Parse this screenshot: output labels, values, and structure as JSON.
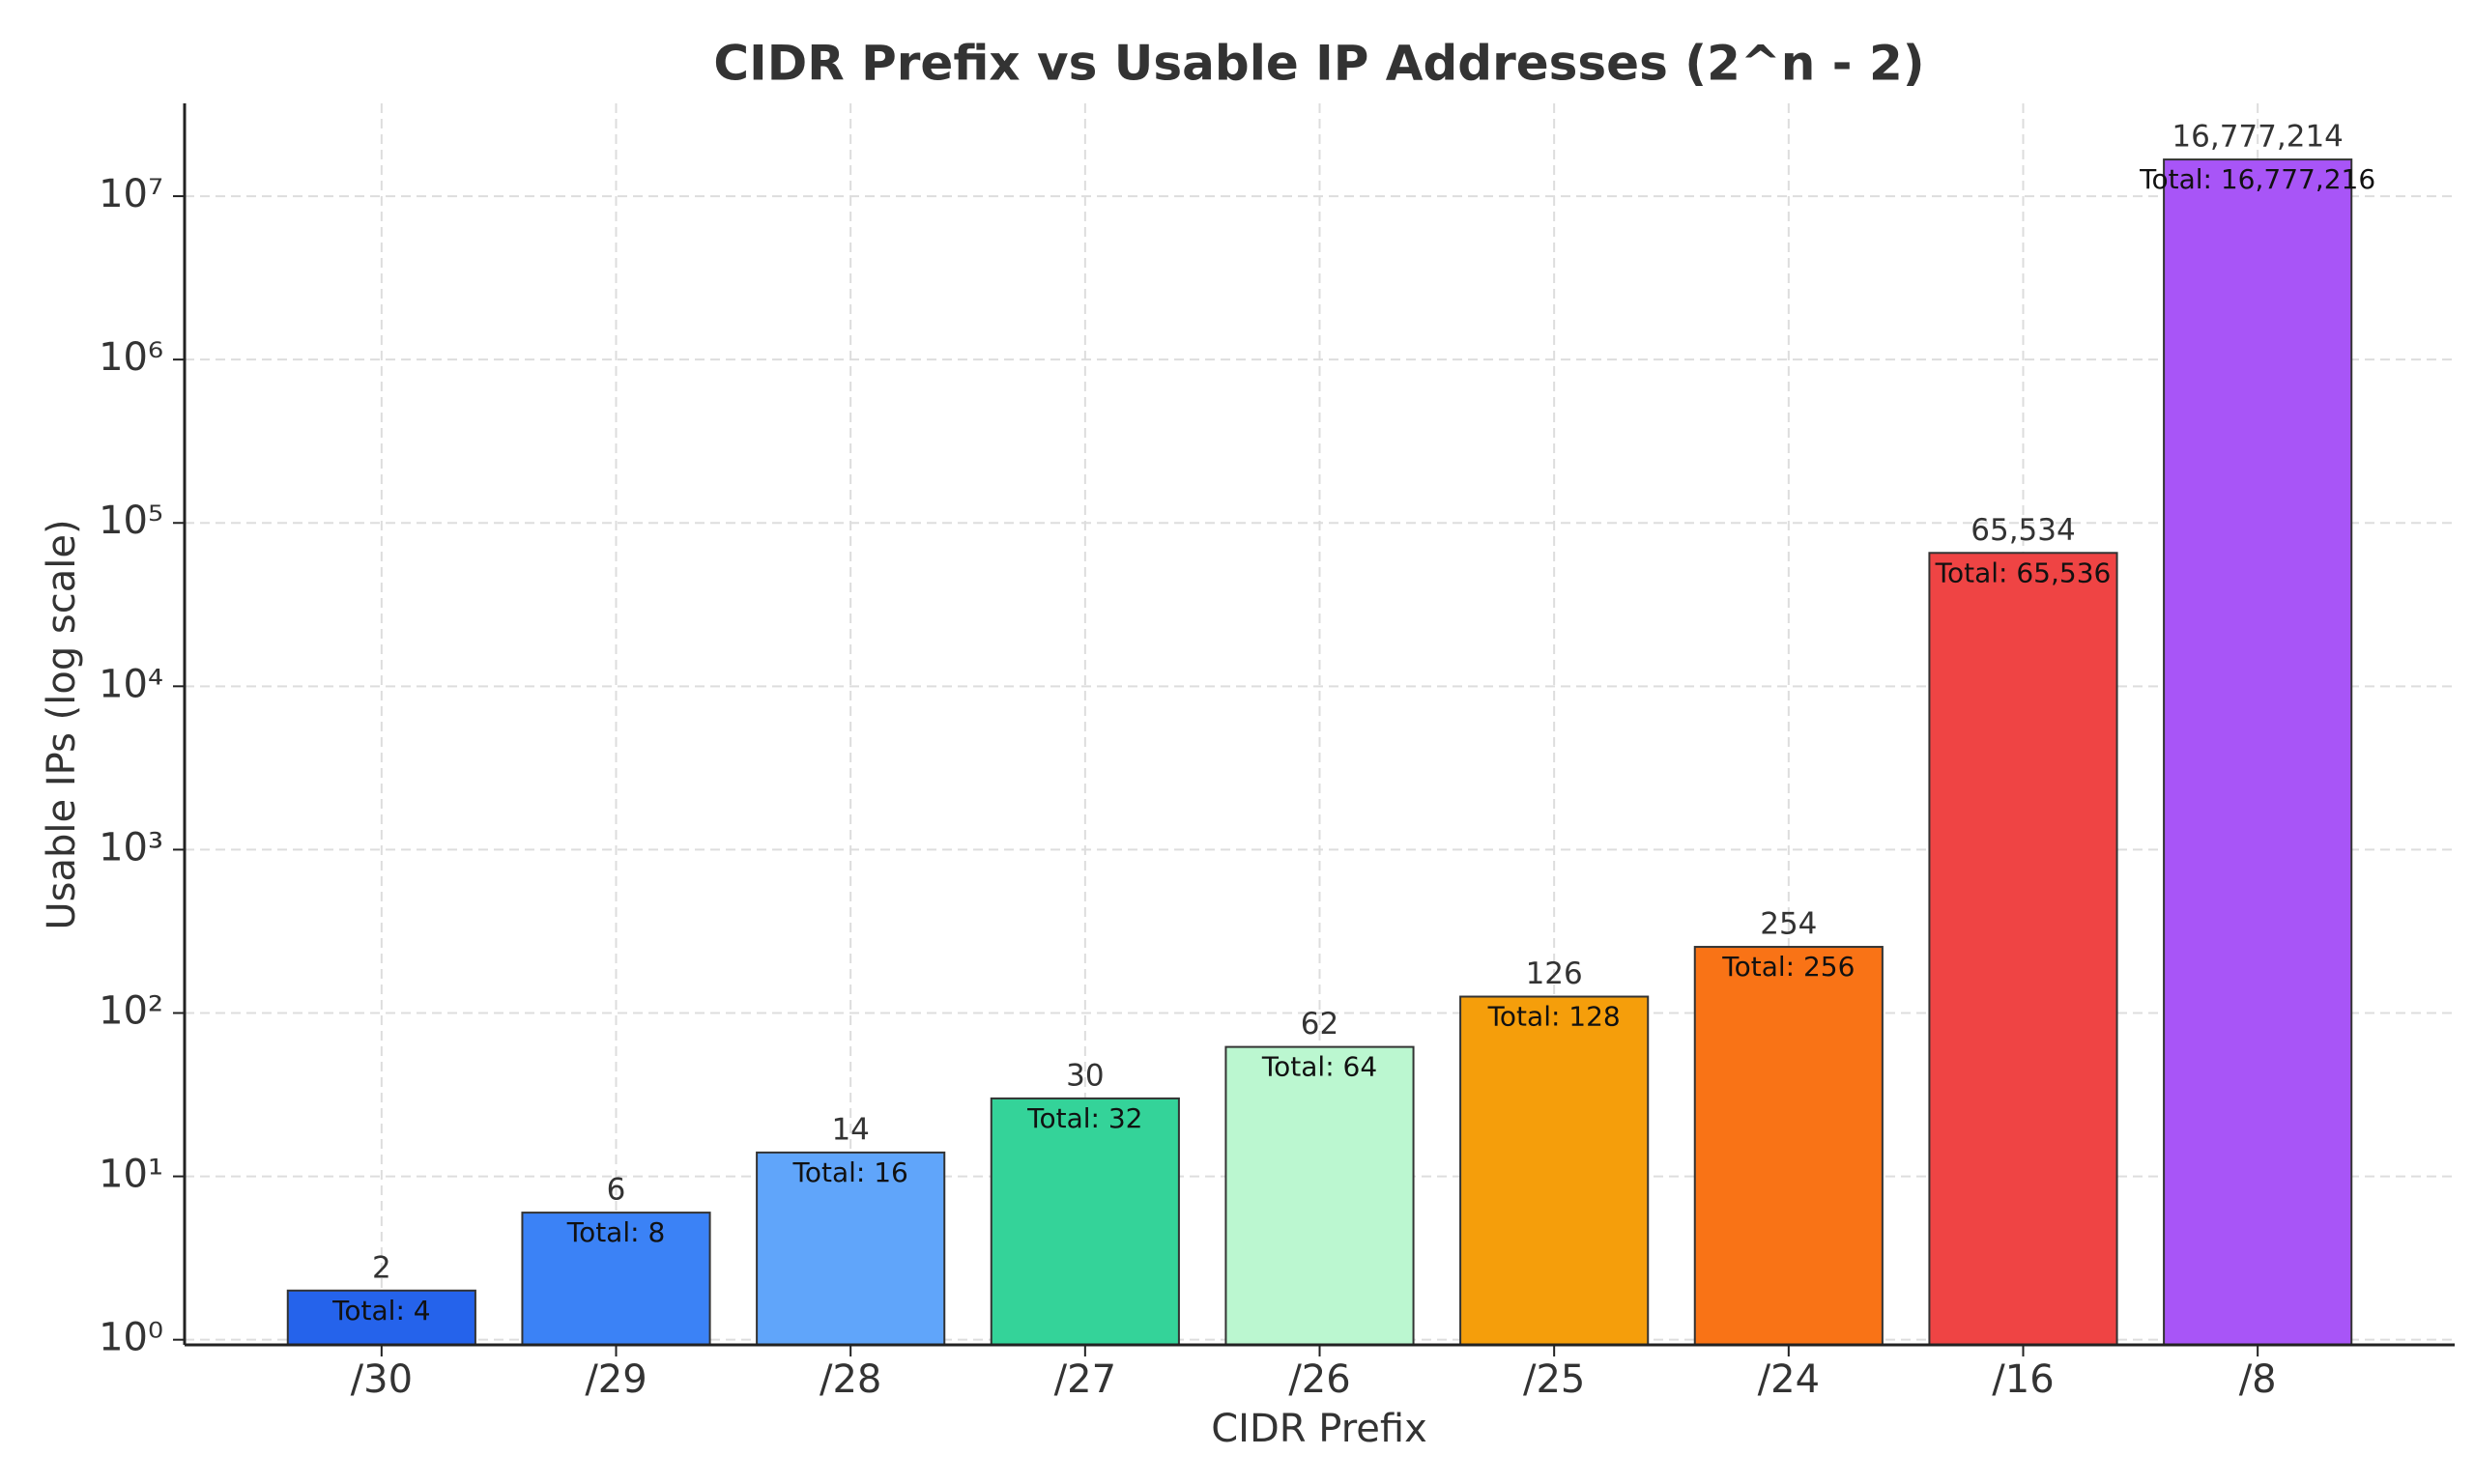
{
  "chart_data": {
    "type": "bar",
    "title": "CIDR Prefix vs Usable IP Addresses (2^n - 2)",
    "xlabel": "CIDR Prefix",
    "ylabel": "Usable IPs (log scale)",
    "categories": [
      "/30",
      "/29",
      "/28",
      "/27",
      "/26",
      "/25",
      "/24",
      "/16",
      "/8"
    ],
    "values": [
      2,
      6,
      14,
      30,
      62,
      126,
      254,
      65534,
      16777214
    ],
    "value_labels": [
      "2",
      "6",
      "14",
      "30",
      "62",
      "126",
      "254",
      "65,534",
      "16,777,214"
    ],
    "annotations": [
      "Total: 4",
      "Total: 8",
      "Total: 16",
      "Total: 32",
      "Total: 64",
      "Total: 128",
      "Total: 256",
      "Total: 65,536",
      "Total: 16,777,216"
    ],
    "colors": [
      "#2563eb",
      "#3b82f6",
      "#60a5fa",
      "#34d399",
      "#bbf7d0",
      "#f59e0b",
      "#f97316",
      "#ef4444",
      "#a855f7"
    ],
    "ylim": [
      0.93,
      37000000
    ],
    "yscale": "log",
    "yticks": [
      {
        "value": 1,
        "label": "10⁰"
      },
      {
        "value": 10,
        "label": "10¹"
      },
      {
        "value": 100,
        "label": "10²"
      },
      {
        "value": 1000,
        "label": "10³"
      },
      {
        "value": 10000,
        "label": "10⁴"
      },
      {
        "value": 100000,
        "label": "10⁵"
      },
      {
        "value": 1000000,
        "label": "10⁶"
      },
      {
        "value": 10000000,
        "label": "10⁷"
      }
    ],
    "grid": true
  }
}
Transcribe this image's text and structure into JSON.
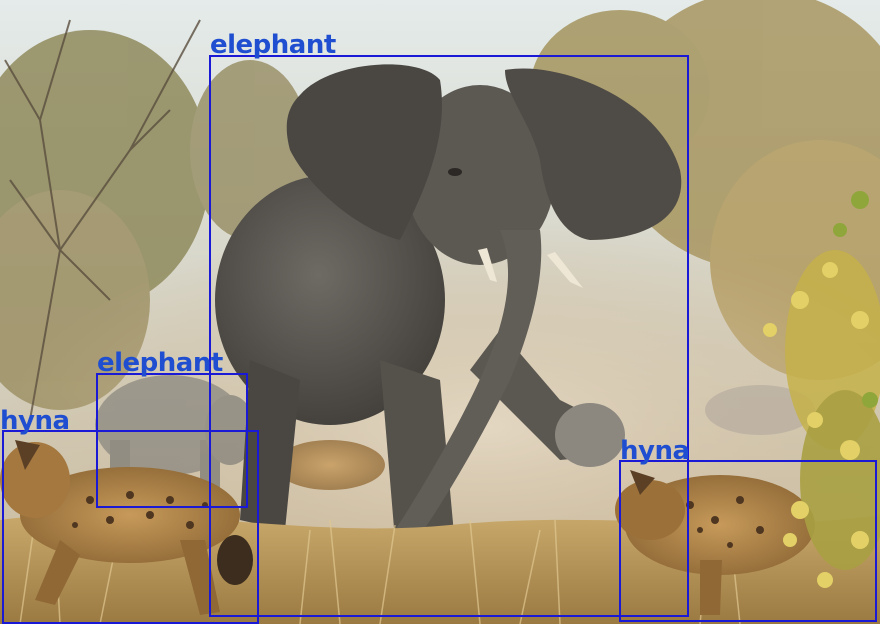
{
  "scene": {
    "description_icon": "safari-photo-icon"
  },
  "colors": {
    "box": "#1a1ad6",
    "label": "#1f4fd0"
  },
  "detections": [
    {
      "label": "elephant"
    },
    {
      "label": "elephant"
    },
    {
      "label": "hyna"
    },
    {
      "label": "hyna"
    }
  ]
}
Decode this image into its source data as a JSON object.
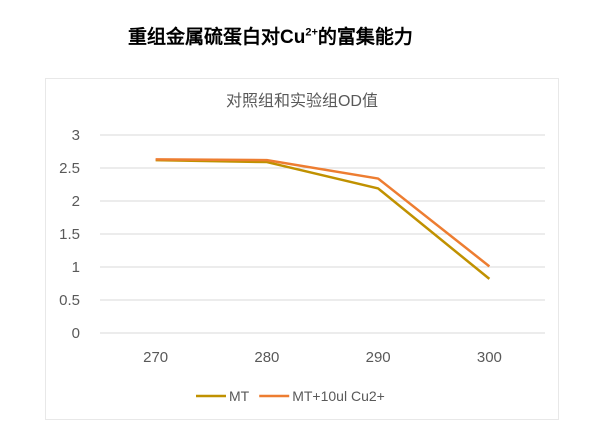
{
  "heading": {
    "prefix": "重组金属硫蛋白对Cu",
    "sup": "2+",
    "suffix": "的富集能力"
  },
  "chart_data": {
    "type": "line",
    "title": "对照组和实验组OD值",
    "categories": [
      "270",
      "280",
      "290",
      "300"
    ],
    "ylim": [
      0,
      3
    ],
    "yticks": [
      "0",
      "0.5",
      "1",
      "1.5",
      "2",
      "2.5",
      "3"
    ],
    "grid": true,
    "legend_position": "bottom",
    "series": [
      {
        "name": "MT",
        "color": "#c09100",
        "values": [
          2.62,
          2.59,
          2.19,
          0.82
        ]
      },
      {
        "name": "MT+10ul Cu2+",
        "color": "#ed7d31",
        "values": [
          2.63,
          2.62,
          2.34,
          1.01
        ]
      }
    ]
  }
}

________________________

▸ Instructions for the task
Read the entries above, then pull out the lines that include "values".

▸ Worked solution
Parse this screenshot: output labels, values, and structure as JSON.
    "values": [
        "values": [
        "values": [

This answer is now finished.